> _Problem to solve_: Gather from the listing below each line that includes the word "more", and copy it.

Start Input data

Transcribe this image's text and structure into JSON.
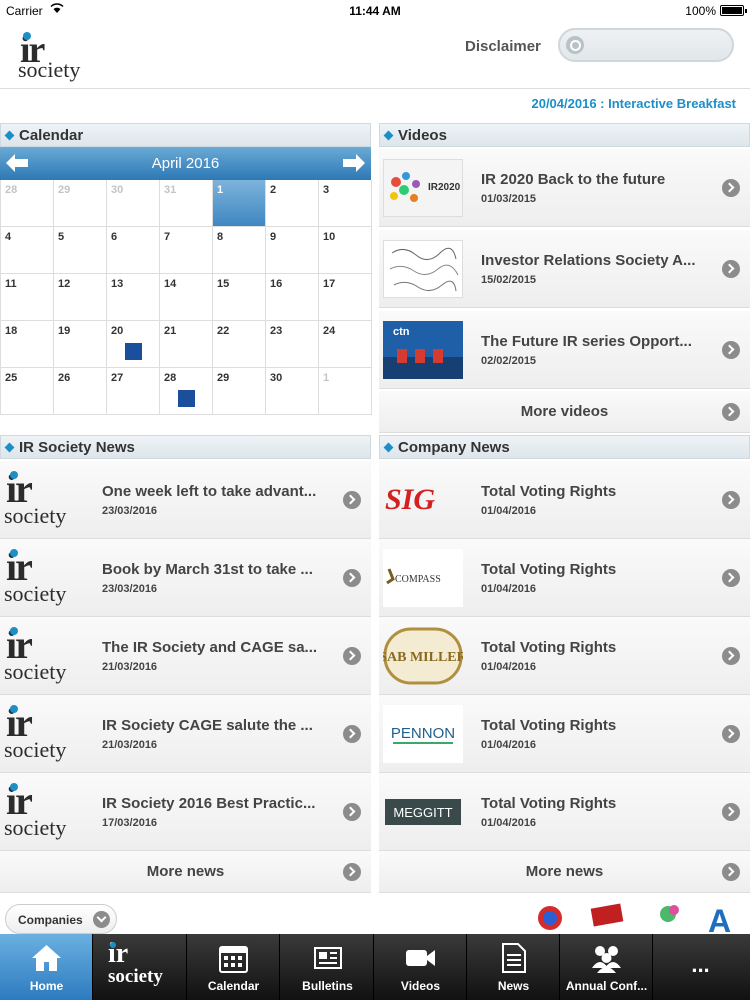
{
  "status_bar": {
    "carrier": "Carrier",
    "time": "11:44 AM",
    "battery": "100%"
  },
  "header": {
    "logo_line1": "ir",
    "logo_line2": "society",
    "disclaimer": "Disclaimer",
    "search_placeholder": ""
  },
  "ticker": "20/04/2016 : Interactive Breakfast",
  "calendar": {
    "title": "Calendar",
    "month": "April 2016",
    "weeks": [
      [
        {
          "d": "28",
          "dim": true
        },
        {
          "d": "29",
          "dim": true
        },
        {
          "d": "30",
          "dim": true
        },
        {
          "d": "31",
          "dim": true
        },
        {
          "d": "1",
          "today": true
        },
        {
          "d": "2"
        },
        {
          "d": "3"
        }
      ],
      [
        {
          "d": "4"
        },
        {
          "d": "5"
        },
        {
          "d": "6"
        },
        {
          "d": "7"
        },
        {
          "d": "8"
        },
        {
          "d": "9"
        },
        {
          "d": "10"
        }
      ],
      [
        {
          "d": "11"
        },
        {
          "d": "12"
        },
        {
          "d": "13"
        },
        {
          "d": "14"
        },
        {
          "d": "15"
        },
        {
          "d": "16"
        },
        {
          "d": "17"
        }
      ],
      [
        {
          "d": "18"
        },
        {
          "d": "19"
        },
        {
          "d": "20",
          "event": true
        },
        {
          "d": "21"
        },
        {
          "d": "22"
        },
        {
          "d": "23"
        },
        {
          "d": "24"
        }
      ],
      [
        {
          "d": "25"
        },
        {
          "d": "26"
        },
        {
          "d": "27"
        },
        {
          "d": "28",
          "event": true
        },
        {
          "d": "29"
        },
        {
          "d": "30"
        },
        {
          "d": "1",
          "dim": true
        }
      ]
    ]
  },
  "videos": {
    "title": "Videos",
    "items": [
      {
        "title": "IR 2020 Back to the future",
        "date": "01/03/2015",
        "thumb_text": "IR2020"
      },
      {
        "title": "Investor Relations Society A...",
        "date": "15/02/2015",
        "thumb_text": ""
      },
      {
        "title": "The Future IR series Opport...",
        "date": "02/02/2015",
        "thumb_text": "ctn"
      }
    ],
    "more": "More videos"
  },
  "ir_news": {
    "title": "IR Society News",
    "items": [
      {
        "title": "One week left to take advant...",
        "date": "23/03/2016"
      },
      {
        "title": "Book by March 31st to take ...",
        "date": "23/03/2016"
      },
      {
        "title": "The IR Society and CAGE sa...",
        "date": "21/03/2016"
      },
      {
        "title": "IR Society CAGE salute the ...",
        "date": "21/03/2016"
      },
      {
        "title": "IR Society 2016 Best Practic...",
        "date": "17/03/2016"
      }
    ],
    "more": "More news"
  },
  "company_news": {
    "title": "Company News",
    "items": [
      {
        "title": "Total Voting Rights",
        "date": "01/04/2016",
        "logo": "SIG"
      },
      {
        "title": "Total Voting Rights",
        "date": "01/04/2016",
        "logo": "COMPASS"
      },
      {
        "title": "Total Voting Rights",
        "date": "01/04/2016",
        "logo": "SAB MILLER"
      },
      {
        "title": "Total Voting Rights",
        "date": "01/04/2016",
        "logo": "PENNON"
      },
      {
        "title": "Total Voting Rights",
        "date": "01/04/2016",
        "logo": "MEGGITT"
      }
    ],
    "more": "More news"
  },
  "companies_button": "Companies",
  "tabs": [
    {
      "label": "Home",
      "icon": "home-icon",
      "active": true
    },
    {
      "label": "",
      "icon": "ir-society-logo-icon"
    },
    {
      "label": "Calendar",
      "icon": "calendar-icon"
    },
    {
      "label": "Bulletins",
      "icon": "bulletins-icon"
    },
    {
      "label": "Videos",
      "icon": "video-camera-icon"
    },
    {
      "label": "News",
      "icon": "news-document-icon"
    },
    {
      "label": "Annual Conf...",
      "icon": "people-icon"
    },
    {
      "label": "...",
      "icon": "more-icon"
    }
  ],
  "colors": {
    "accent": "#1c8fc9",
    "calendar_bar": "#2d78b5",
    "event": "#1b4f9c"
  }
}
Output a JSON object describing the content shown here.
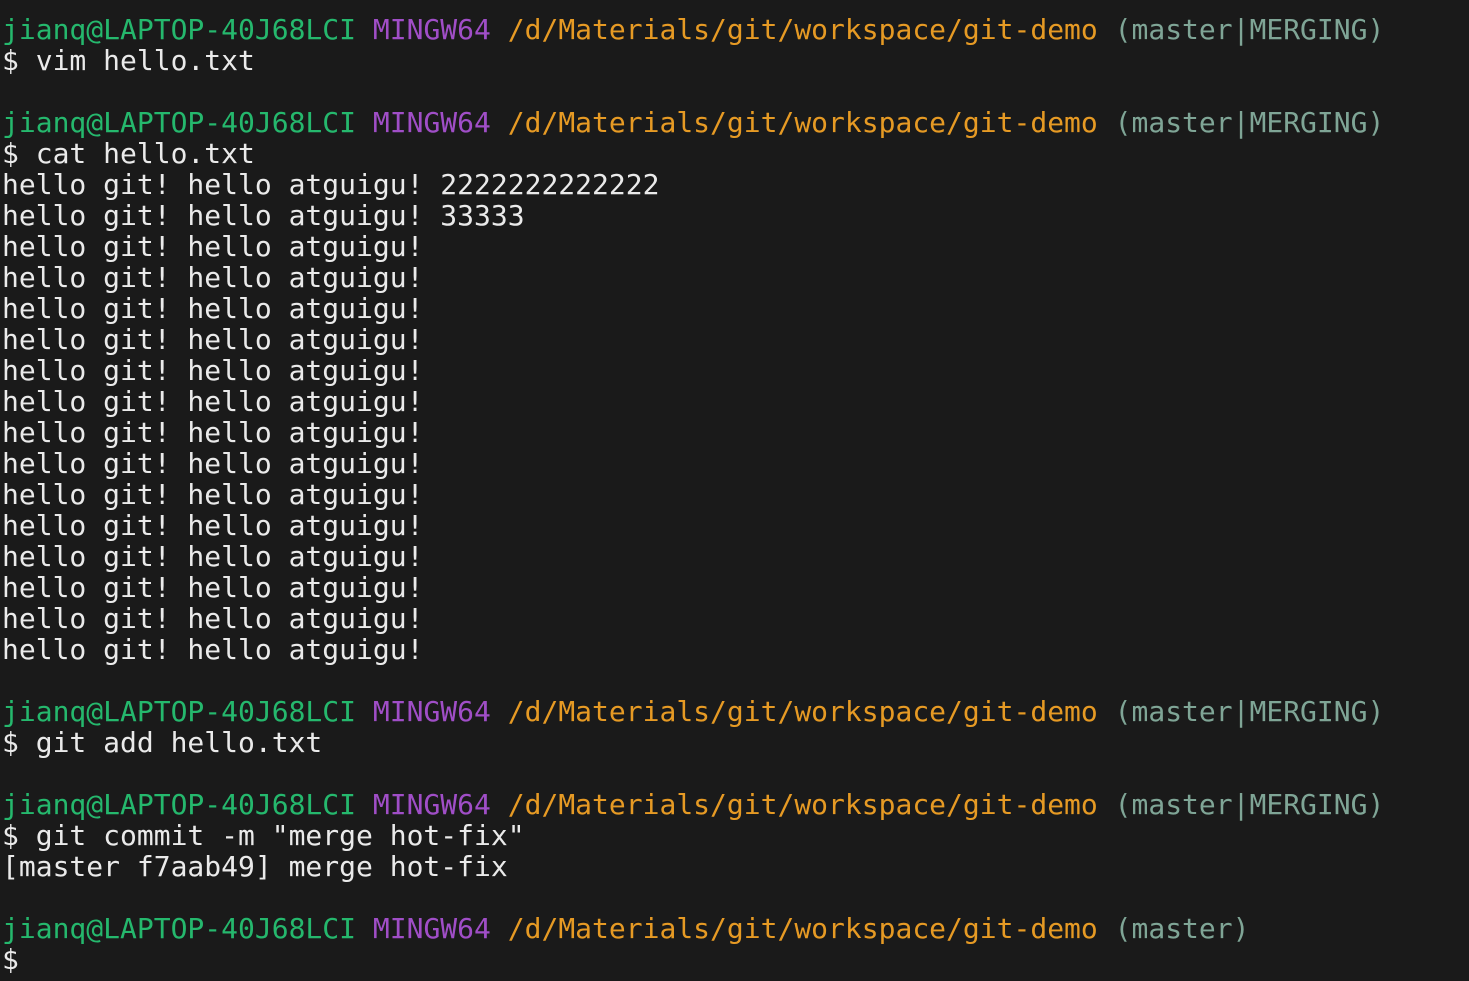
{
  "colors": {
    "background": "#1a1a1a",
    "user_host": "#25b86d",
    "system": "#a04ec7",
    "path": "#e69a24",
    "branch": "#7fa596",
    "text": "#eaeaea"
  },
  "terminal": {
    "lines": [
      {
        "type": "prompt",
        "user": "jianq@LAPTOP-40J68LCI",
        "system": "MINGW64",
        "path": "/d/Materials/git/workspace/git-demo",
        "branch": "(master|MERGING)"
      },
      {
        "type": "command",
        "text": "$ vim hello.txt"
      },
      {
        "type": "blank"
      },
      {
        "type": "prompt",
        "user": "jianq@LAPTOP-40J68LCI",
        "system": "MINGW64",
        "path": "/d/Materials/git/workspace/git-demo",
        "branch": "(master|MERGING)"
      },
      {
        "type": "command",
        "text": "$ cat hello.txt"
      },
      {
        "type": "output",
        "text": "hello git! hello atguigu! 2222222222222"
      },
      {
        "type": "output",
        "text": "hello git! hello atguigu! 33333"
      },
      {
        "type": "output",
        "text": "hello git! hello atguigu!"
      },
      {
        "type": "output",
        "text": "hello git! hello atguigu!"
      },
      {
        "type": "output",
        "text": "hello git! hello atguigu!"
      },
      {
        "type": "output",
        "text": "hello git! hello atguigu!"
      },
      {
        "type": "output",
        "text": "hello git! hello atguigu!"
      },
      {
        "type": "output",
        "text": "hello git! hello atguigu!"
      },
      {
        "type": "output",
        "text": "hello git! hello atguigu!"
      },
      {
        "type": "output",
        "text": "hello git! hello atguigu!"
      },
      {
        "type": "output",
        "text": "hello git! hello atguigu!"
      },
      {
        "type": "output",
        "text": "hello git! hello atguigu!"
      },
      {
        "type": "output",
        "text": "hello git! hello atguigu!"
      },
      {
        "type": "output",
        "text": "hello git! hello atguigu!"
      },
      {
        "type": "output",
        "text": "hello git! hello atguigu!"
      },
      {
        "type": "output",
        "text": "hello git! hello atguigu!"
      },
      {
        "type": "blank"
      },
      {
        "type": "prompt",
        "user": "jianq@LAPTOP-40J68LCI",
        "system": "MINGW64",
        "path": "/d/Materials/git/workspace/git-demo",
        "branch": "(master|MERGING)"
      },
      {
        "type": "command",
        "text": "$ git add hello.txt"
      },
      {
        "type": "blank"
      },
      {
        "type": "prompt",
        "user": "jianq@LAPTOP-40J68LCI",
        "system": "MINGW64",
        "path": "/d/Materials/git/workspace/git-demo",
        "branch": "(master|MERGING)"
      },
      {
        "type": "command",
        "text": "$ git commit -m \"merge hot-fix\""
      },
      {
        "type": "output",
        "text": "[master f7aab49] merge hot-fix"
      },
      {
        "type": "blank"
      },
      {
        "type": "prompt",
        "user": "jianq@LAPTOP-40J68LCI",
        "system": "MINGW64",
        "path": "/d/Materials/git/workspace/git-demo",
        "branch": "(master)"
      },
      {
        "type": "command",
        "text": "$"
      }
    ]
  }
}
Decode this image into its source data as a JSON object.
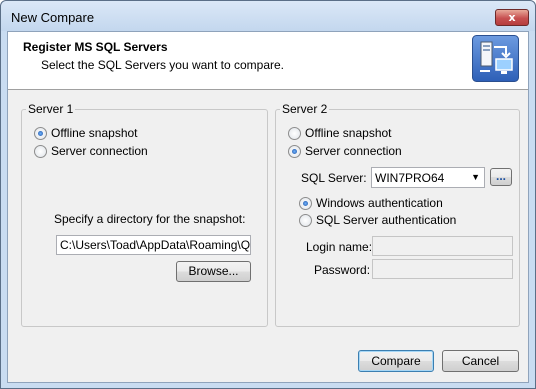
{
  "window": {
    "title": "New Compare",
    "close_glyph": "x"
  },
  "header": {
    "title": "Register MS SQL Servers",
    "subtitle": "Select the SQL Servers you want to compare.",
    "icon": "server-connection-icon"
  },
  "server1": {
    "group_title": "Server 1",
    "offline_snapshot_label": "Offline snapshot",
    "offline_snapshot_selected": true,
    "server_connection_label": "Server connection",
    "server_connection_selected": false,
    "directory_label": "Specify a directory for the snapshot:",
    "directory_value": "C:\\Users\\Toad\\AppData\\Roaming\\Quest",
    "browse_label": "Browse..."
  },
  "server2": {
    "group_title": "Server 2",
    "offline_snapshot_label": "Offline snapshot",
    "offline_snapshot_selected": false,
    "server_connection_label": "Server connection",
    "server_connection_selected": true,
    "sql_server_label": "SQL Server:",
    "sql_server_value": "WIN7PRO64",
    "ellipsis_label": "...",
    "windows_auth_label": "Windows authentication",
    "windows_auth_selected": true,
    "sql_auth_label": "SQL Server authentication",
    "sql_auth_selected": false,
    "login_label": "Login name:",
    "login_value": "",
    "password_label": "Password:",
    "password_value": ""
  },
  "footer": {
    "compare_label": "Compare",
    "cancel_label": "Cancel"
  }
}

End Input data

> _Exercise output_:
    "more": "More videos"
    "more": "More news"
    "more": "More news"
      "icon": "more-icon"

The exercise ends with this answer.